TO BE DONE:
Every line of the records must be repeated exactly; pictures stay out.

───── EXTRACTED MATERIAL ─────

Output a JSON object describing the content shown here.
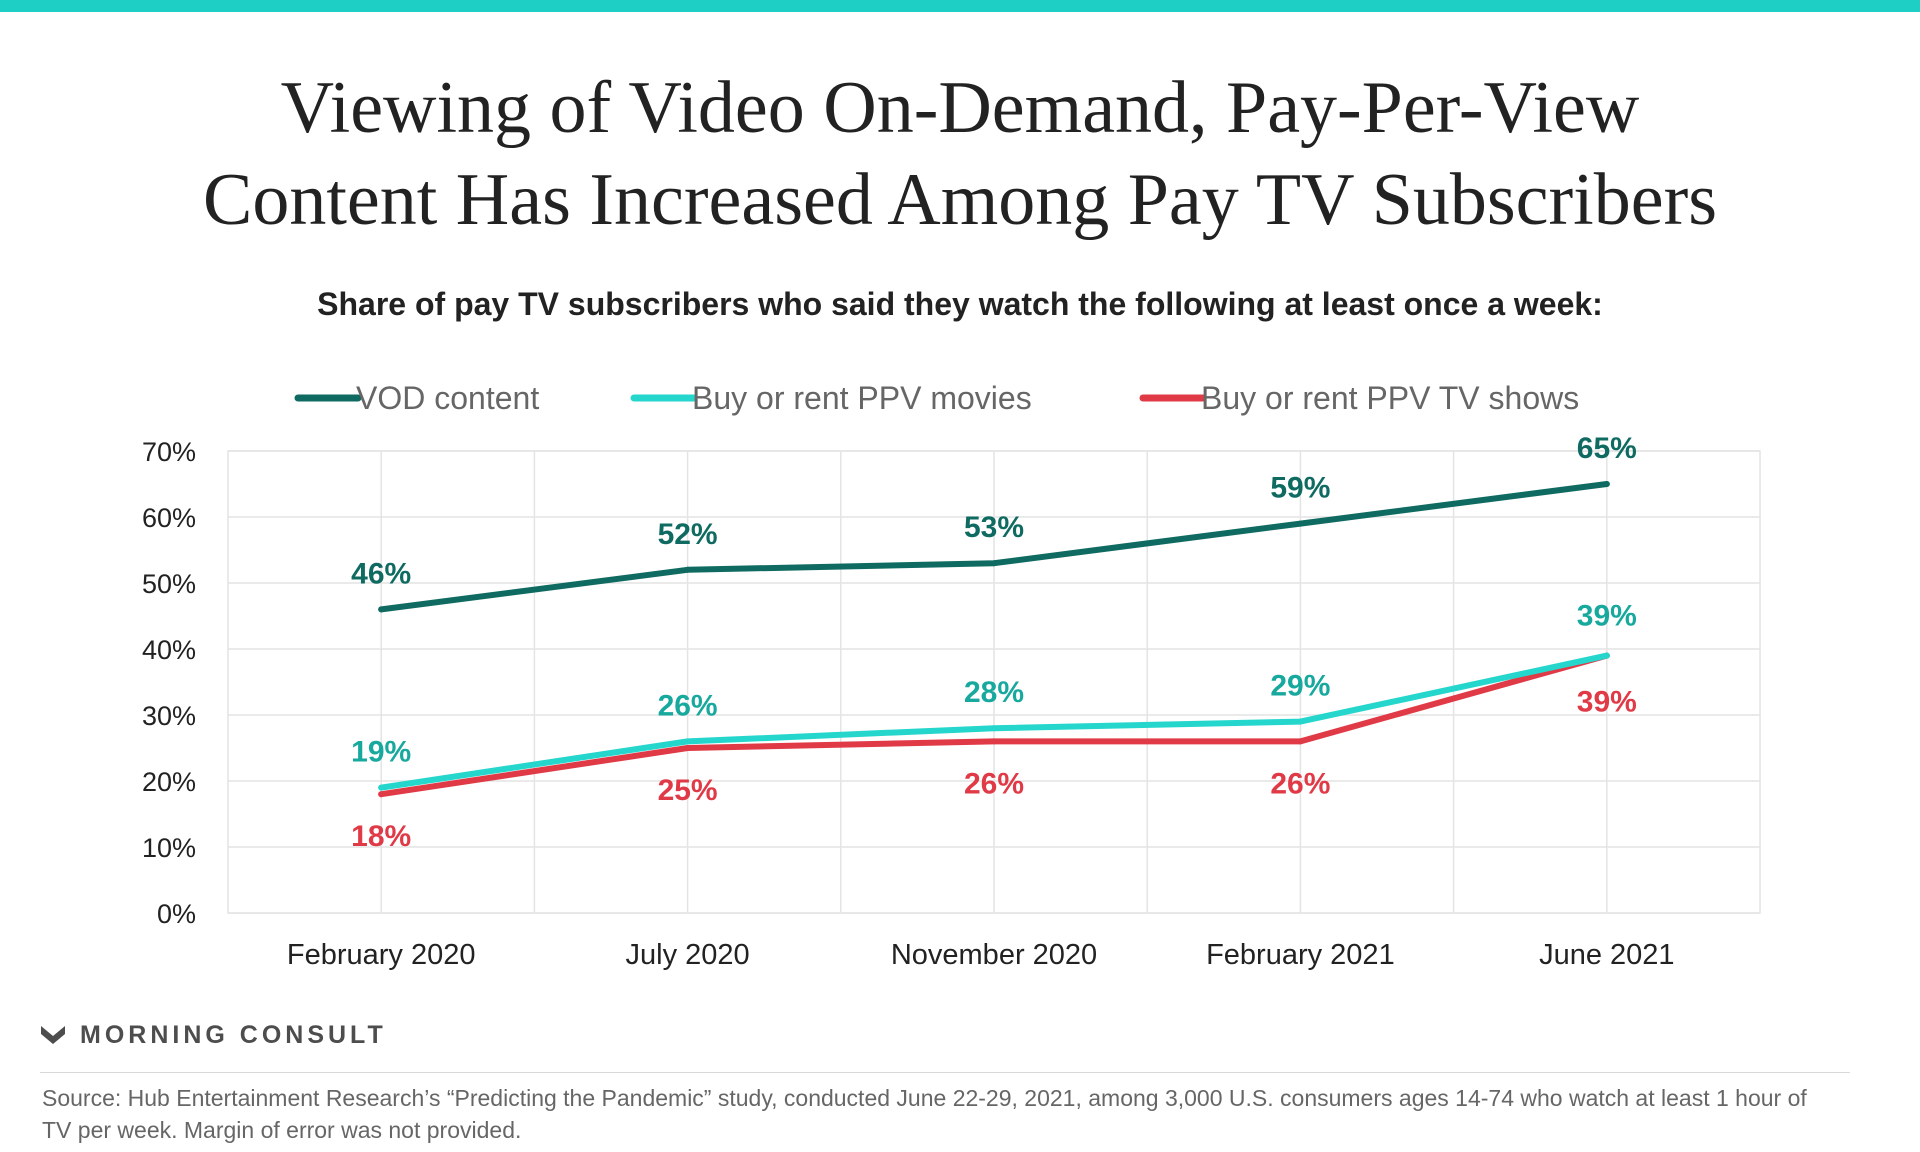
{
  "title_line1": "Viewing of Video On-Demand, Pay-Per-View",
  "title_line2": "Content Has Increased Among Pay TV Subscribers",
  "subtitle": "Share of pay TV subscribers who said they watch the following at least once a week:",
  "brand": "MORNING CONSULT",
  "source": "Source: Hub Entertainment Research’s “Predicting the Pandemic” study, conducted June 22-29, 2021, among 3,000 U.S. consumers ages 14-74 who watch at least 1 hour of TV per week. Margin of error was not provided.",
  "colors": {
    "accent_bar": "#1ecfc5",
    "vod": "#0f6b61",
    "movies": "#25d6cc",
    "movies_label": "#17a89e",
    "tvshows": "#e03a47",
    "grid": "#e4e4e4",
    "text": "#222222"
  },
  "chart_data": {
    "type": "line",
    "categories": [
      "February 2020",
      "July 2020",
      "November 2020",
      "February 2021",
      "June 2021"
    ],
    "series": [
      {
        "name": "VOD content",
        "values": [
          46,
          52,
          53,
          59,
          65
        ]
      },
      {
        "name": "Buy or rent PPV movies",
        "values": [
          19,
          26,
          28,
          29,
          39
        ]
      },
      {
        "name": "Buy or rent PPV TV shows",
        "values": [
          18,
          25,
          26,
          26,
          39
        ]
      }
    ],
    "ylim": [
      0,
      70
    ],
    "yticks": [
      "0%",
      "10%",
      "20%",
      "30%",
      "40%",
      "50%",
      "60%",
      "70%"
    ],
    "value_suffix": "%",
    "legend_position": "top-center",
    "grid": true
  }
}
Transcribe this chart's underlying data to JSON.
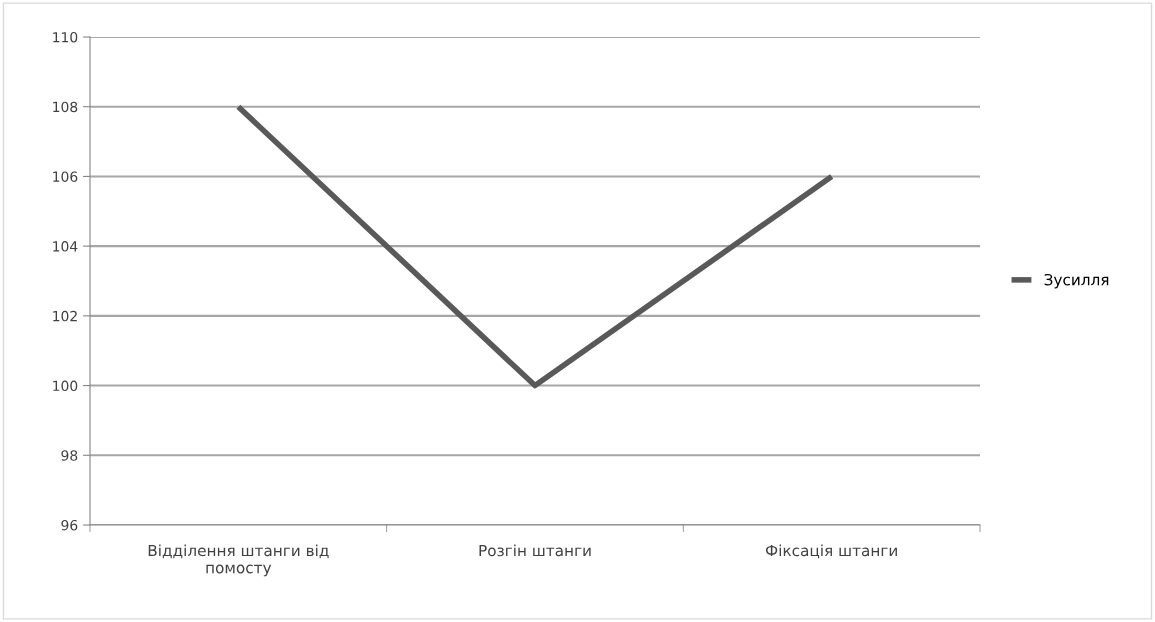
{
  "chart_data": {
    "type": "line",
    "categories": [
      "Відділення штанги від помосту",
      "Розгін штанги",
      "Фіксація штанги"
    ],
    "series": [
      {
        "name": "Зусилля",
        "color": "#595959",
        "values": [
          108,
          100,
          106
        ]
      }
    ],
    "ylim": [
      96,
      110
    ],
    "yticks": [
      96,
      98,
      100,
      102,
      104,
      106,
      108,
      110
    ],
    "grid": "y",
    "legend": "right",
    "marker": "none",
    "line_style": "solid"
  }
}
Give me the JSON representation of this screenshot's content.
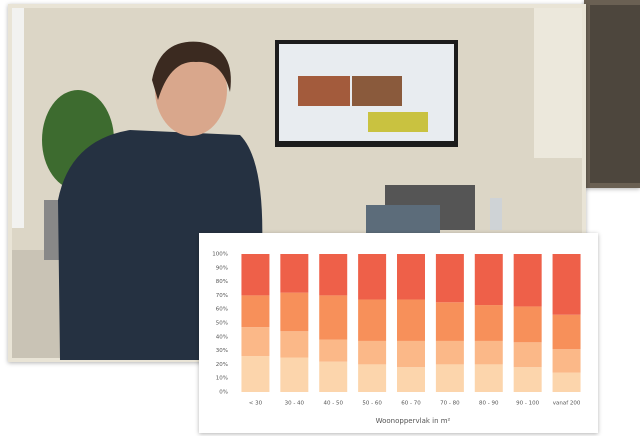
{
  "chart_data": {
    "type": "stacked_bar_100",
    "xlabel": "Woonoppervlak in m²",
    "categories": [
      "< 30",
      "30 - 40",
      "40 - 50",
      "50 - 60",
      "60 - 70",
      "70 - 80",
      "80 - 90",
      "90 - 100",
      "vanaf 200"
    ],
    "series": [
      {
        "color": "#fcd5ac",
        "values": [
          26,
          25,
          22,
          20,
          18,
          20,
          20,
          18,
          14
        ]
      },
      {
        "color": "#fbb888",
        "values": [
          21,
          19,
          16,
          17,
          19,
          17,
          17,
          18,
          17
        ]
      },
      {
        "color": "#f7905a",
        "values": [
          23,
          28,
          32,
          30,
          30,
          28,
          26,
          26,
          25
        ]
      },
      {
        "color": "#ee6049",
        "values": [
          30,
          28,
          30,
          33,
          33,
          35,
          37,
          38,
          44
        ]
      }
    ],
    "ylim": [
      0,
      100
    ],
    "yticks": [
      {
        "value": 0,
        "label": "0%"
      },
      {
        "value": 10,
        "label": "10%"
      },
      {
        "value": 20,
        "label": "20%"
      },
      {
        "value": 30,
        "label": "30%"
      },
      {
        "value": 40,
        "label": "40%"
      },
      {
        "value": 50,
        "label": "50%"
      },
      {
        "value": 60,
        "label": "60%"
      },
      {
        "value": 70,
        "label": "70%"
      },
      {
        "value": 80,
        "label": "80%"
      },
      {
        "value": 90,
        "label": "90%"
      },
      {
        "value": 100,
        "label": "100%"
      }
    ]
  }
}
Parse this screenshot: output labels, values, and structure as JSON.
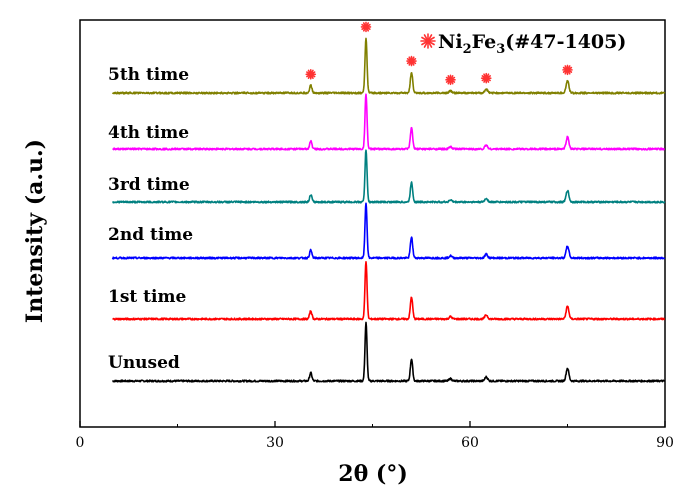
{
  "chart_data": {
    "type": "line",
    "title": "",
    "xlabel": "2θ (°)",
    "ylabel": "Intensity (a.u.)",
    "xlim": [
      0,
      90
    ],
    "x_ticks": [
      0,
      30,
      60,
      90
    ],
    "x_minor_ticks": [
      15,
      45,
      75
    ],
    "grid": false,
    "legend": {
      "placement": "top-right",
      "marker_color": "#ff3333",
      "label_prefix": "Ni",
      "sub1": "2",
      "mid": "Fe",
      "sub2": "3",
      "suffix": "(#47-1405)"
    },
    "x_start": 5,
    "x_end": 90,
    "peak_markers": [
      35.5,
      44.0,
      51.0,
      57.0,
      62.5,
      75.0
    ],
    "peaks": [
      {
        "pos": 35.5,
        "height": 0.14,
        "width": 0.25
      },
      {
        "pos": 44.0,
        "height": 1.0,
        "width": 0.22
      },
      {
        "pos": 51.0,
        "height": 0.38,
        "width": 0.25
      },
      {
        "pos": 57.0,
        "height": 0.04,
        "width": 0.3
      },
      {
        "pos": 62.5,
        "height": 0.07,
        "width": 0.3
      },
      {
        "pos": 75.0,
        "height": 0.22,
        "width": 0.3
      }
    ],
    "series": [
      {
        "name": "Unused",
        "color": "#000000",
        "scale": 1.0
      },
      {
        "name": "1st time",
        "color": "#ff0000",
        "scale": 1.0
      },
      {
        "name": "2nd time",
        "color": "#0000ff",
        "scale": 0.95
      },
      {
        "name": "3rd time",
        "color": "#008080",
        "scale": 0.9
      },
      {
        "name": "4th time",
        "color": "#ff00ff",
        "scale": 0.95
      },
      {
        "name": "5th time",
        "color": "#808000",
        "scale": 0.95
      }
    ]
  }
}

─────

RESULT OF THE EXERCISE:
Output a JSON object describing the content shown here.
{
  "title_line1": "Viewing of Video On-Demand, Pay-Per-View",
  "title_line2": "Content Has Increased Among Pay TV Subscribers",
  "subtitle": "Share of pay TV subscribers who said they watch the following at least once a week:",
  "brand": "MORNING CONSULT",
  "source": "Source: Hub Entertainment Research’s “Predicting the Pandemic” study, conducted June 22-29, 2021, among 3,000 U.S. consumers ages 14-74 who watch at least 1 hour of TV per week. Margin of error was not provided.",
  "colors": {
    "accent_bar": "#1ecfc5",
    "vod": "#0f6b61",
    "movies": "#25d6cc",
    "movies_label": "#17a89e",
    "tvshows": "#e03a47",
    "grid": "#e4e4e4",
    "text": "#222222"
  },
  "chart_data": {
    "type": "line",
    "categories": [
      "February 2020",
      "July 2020",
      "November 2020",
      "February 2021",
      "June 2021"
    ],
    "series": [
      {
        "name": "VOD content",
        "values": [
          46,
          52,
          53,
          59,
          65
        ]
      },
      {
        "name": "Buy or rent PPV movies",
        "values": [
          19,
          26,
          28,
          29,
          39
        ]
      },
      {
        "name": "Buy or rent PPV TV shows",
        "values": [
          18,
          25,
          26,
          26,
          39
        ]
      }
    ],
    "ylim": [
      0,
      70
    ],
    "yticks": [
      "0%",
      "10%",
      "20%",
      "30%",
      "40%",
      "50%",
      "60%",
      "70%"
    ],
    "value_suffix": "%",
    "legend_position": "top-center",
    "grid": true
  }
}
Transcribe this chart's underlying data to JSON.
{
  "chart_data": {
    "type": "line",
    "categories": [
      "Відділення штанги від помосту",
      "Розгін штанги",
      "Фіксація штанги"
    ],
    "series": [
      {
        "name": "Зусилля",
        "color": "#595959",
        "values": [
          108,
          100,
          106
        ]
      }
    ],
    "ylim": [
      96,
      110
    ],
    "yticks": [
      96,
      98,
      100,
      102,
      104,
      106,
      108,
      110
    ],
    "grid": "y",
    "legend": "right",
    "marker": "none",
    "line_style": "solid"
  }
}
Give me the JSON representation of this screenshot's content.
{
  "chart_data": {
    "type": "stacked_bar_100",
    "xlabel": "Woonoppervlak in m²",
    "categories": [
      "< 30",
      "30 - 40",
      "40 - 50",
      "50 - 60",
      "60 - 70",
      "70 - 80",
      "80 - 90",
      "90 - 100",
      "vanaf 200"
    ],
    "series": [
      {
        "color": "#fcd5ac",
        "values": [
          26,
          25,
          22,
          20,
          18,
          20,
          20,
          18,
          14
        ]
      },
      {
        "color": "#fbb888",
        "values": [
          21,
          19,
          16,
          17,
          19,
          17,
          17,
          18,
          17
        ]
      },
      {
        "color": "#f7905a",
        "values": [
          23,
          28,
          32,
          30,
          30,
          28,
          26,
          26,
          25
        ]
      },
      {
        "color": "#ee6049",
        "values": [
          30,
          28,
          30,
          33,
          33,
          35,
          37,
          38,
          44
        ]
      }
    ],
    "ylim": [
      0,
      100
    ],
    "yticks": [
      {
        "value": 0,
        "label": "0%"
      },
      {
        "value": 10,
        "label": "10%"
      },
      {
        "value": 20,
        "label": "20%"
      },
      {
        "value": 30,
        "label": "30%"
      },
      {
        "value": 40,
        "label": "40%"
      },
      {
        "value": 50,
        "label": "50%"
      },
      {
        "value": 60,
        "label": "60%"
      },
      {
        "value": 70,
        "label": "70%"
      },
      {
        "value": 80,
        "label": "80%"
      },
      {
        "value": 90,
        "label": "90%"
      },
      {
        "value": 100,
        "label": "100%"
      }
    ]
  }
}
Parse this screenshot: output labels, values, and structure as JSON.
{
  "chart_data": {
    "type": "line",
    "title": "",
    "xlabel": "2θ (°)",
    "ylabel": "Intensity (a.u.)",
    "xlim": [
      0,
      90
    ],
    "x_ticks": [
      0,
      30,
      60,
      90
    ],
    "x_minor_ticks": [
      15,
      45,
      75
    ],
    "grid": false,
    "legend": {
      "placement": "top-right",
      "marker_color": "#ff3333",
      "label_prefix": "Ni",
      "sub1": "2",
      "mid": "Fe",
      "sub2": "3",
      "suffix": "(#47-1405)"
    },
    "x_start": 5,
    "x_end": 90,
    "peak_markers": [
      35.5,
      44.0,
      51.0,
      57.0,
      62.5,
      75.0
    ],
    "peaks": [
      {
        "pos": 35.5,
        "height": 0.14,
        "width": 0.25
      },
      {
        "pos": 44.0,
        "height": 1.0,
        "width": 0.22
      },
      {
        "pos": 51.0,
        "height": 0.38,
        "width": 0.25
      },
      {
        "pos": 57.0,
        "height": 0.04,
        "width": 0.3
      },
      {
        "pos": 62.5,
        "height": 0.07,
        "width": 0.3
      },
      {
        "pos": 75.0,
        "height": 0.22,
        "width": 0.3
      }
    ],
    "series": [
      {
        "name": "Unused",
        "color": "#000000",
        "scale": 1.0
      },
      {
        "name": "1st time",
        "color": "#ff0000",
        "scale": 1.0
      },
      {
        "name": "2nd time",
        "color": "#0000ff",
        "scale": 0.95
      },
      {
        "name": "3rd time",
        "color": "#008080",
        "scale": 0.9
      },
      {
        "name": "4th time",
        "color": "#ff00ff",
        "scale": 0.95
      },
      {
        "name": "5th time",
        "color": "#808000",
        "scale": 0.95
      }
    ]
  }
}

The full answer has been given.